-- start of Available data --

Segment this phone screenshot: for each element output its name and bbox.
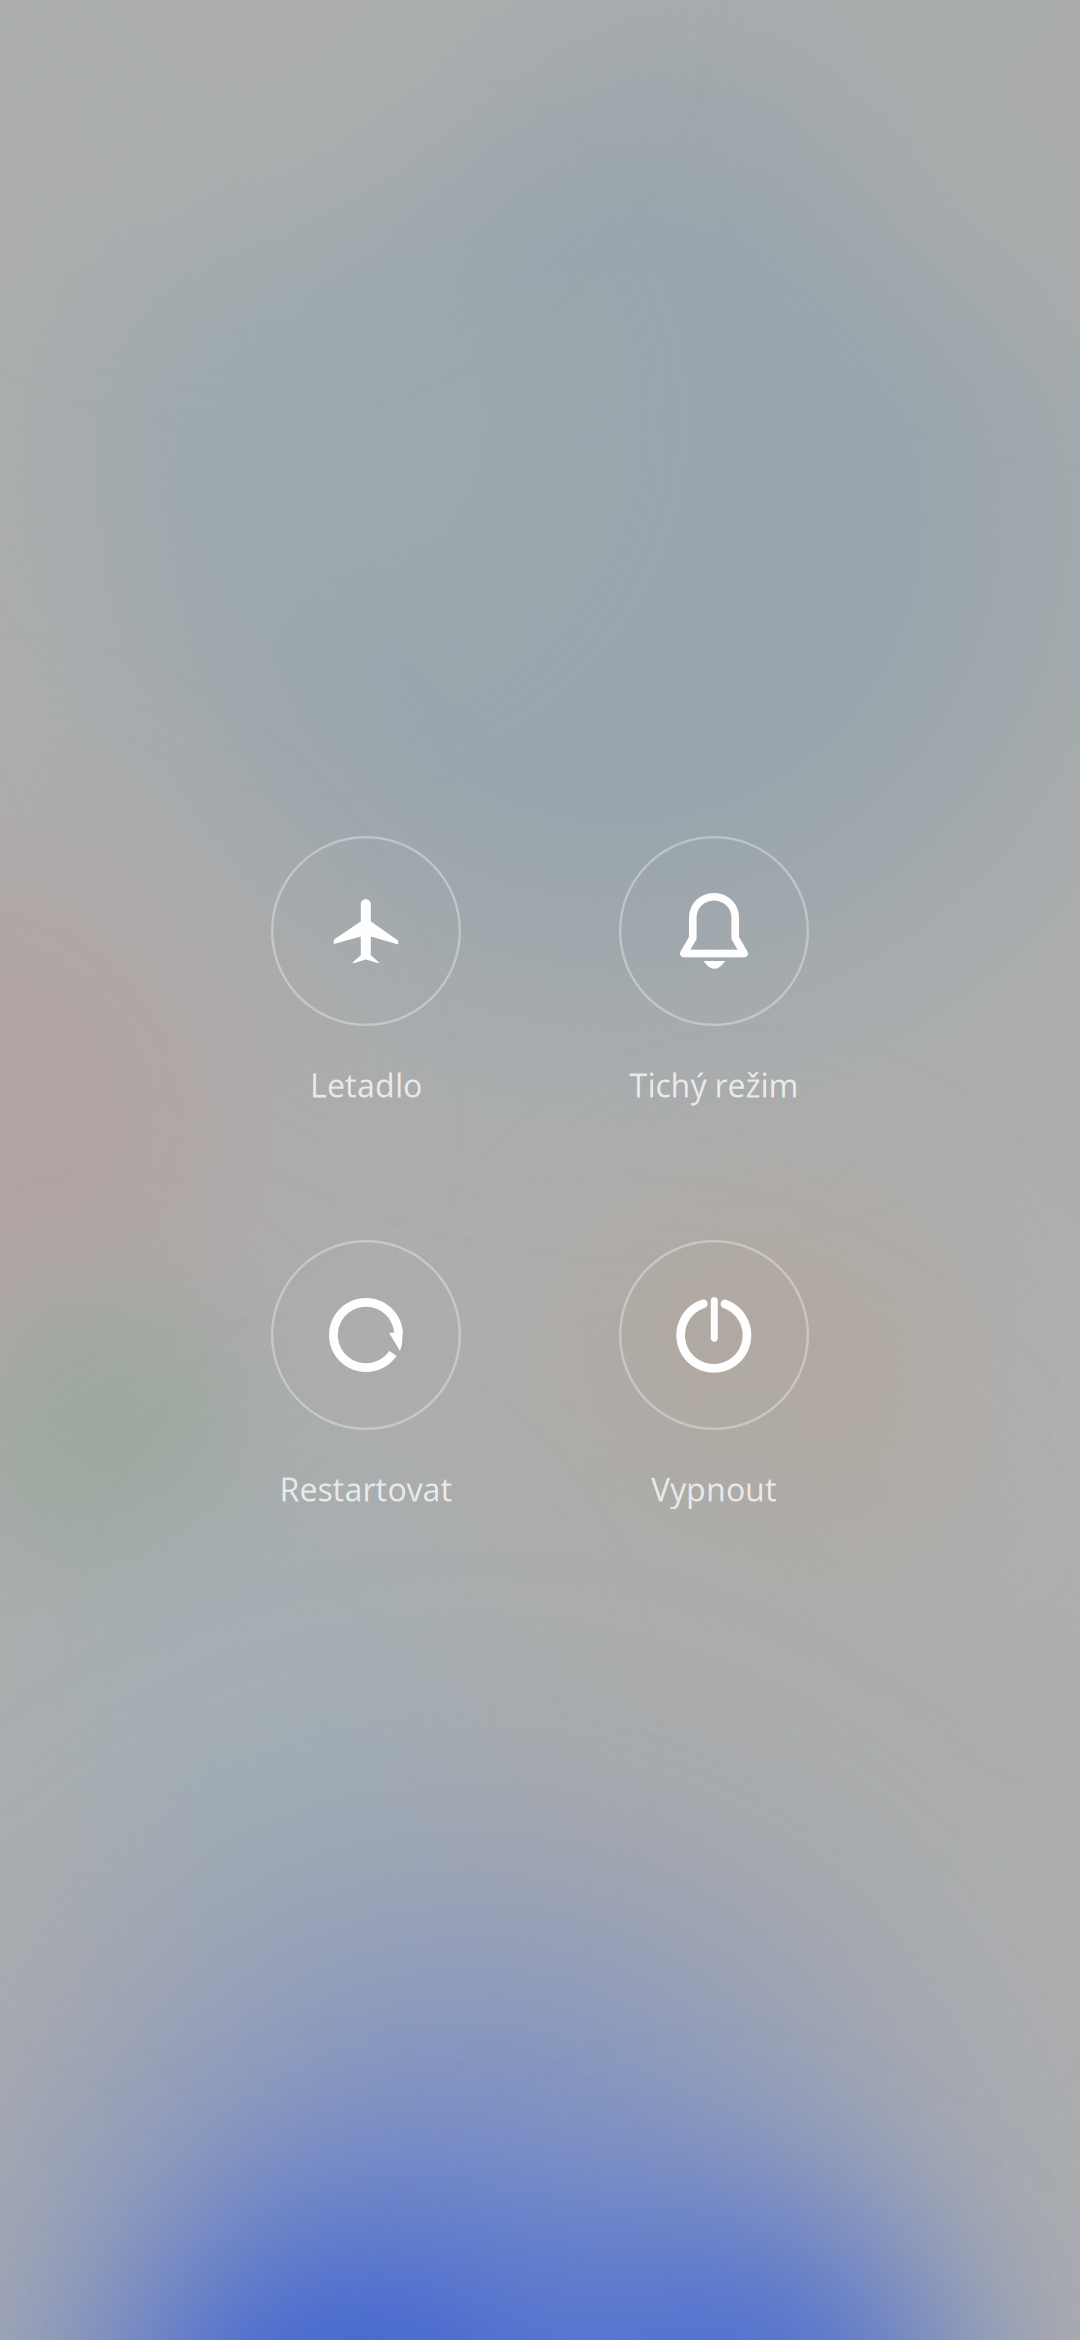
staticText: Restartovat — [280, 1468, 452, 1510]
staticText: Tichý režim — [630, 1064, 798, 1106]
button[interactable]: Tichý režim — [540, 836, 888, 1104]
button[interactable]: Letadlo — [192, 836, 540, 1104]
button[interactable]: Vypnout — [540, 1240, 888, 1508]
staticText: Letadlo — [310, 1064, 422, 1106]
staticText: Vypnout — [651, 1468, 777, 1510]
button[interactable]: Restartovat — [192, 1240, 540, 1508]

-- end of Available data --

■ Aim
Reproduce every line of the listing above word for word, omitting the pictures.

■ Answer for the task
Segment this phone screenshot: for each element output its name and bbox.
staticText: Restartovat — [280, 1468, 452, 1510]
staticText: Tichý režim — [630, 1064, 798, 1106]
button[interactable]: Tichý režim — [540, 836, 888, 1104]
button[interactable]: Letadlo — [192, 836, 540, 1104]
button[interactable]: Vypnout — [540, 1240, 888, 1508]
staticText: Letadlo — [310, 1064, 422, 1106]
staticText: Vypnout — [651, 1468, 777, 1510]
button[interactable]: Restartovat — [192, 1240, 540, 1508]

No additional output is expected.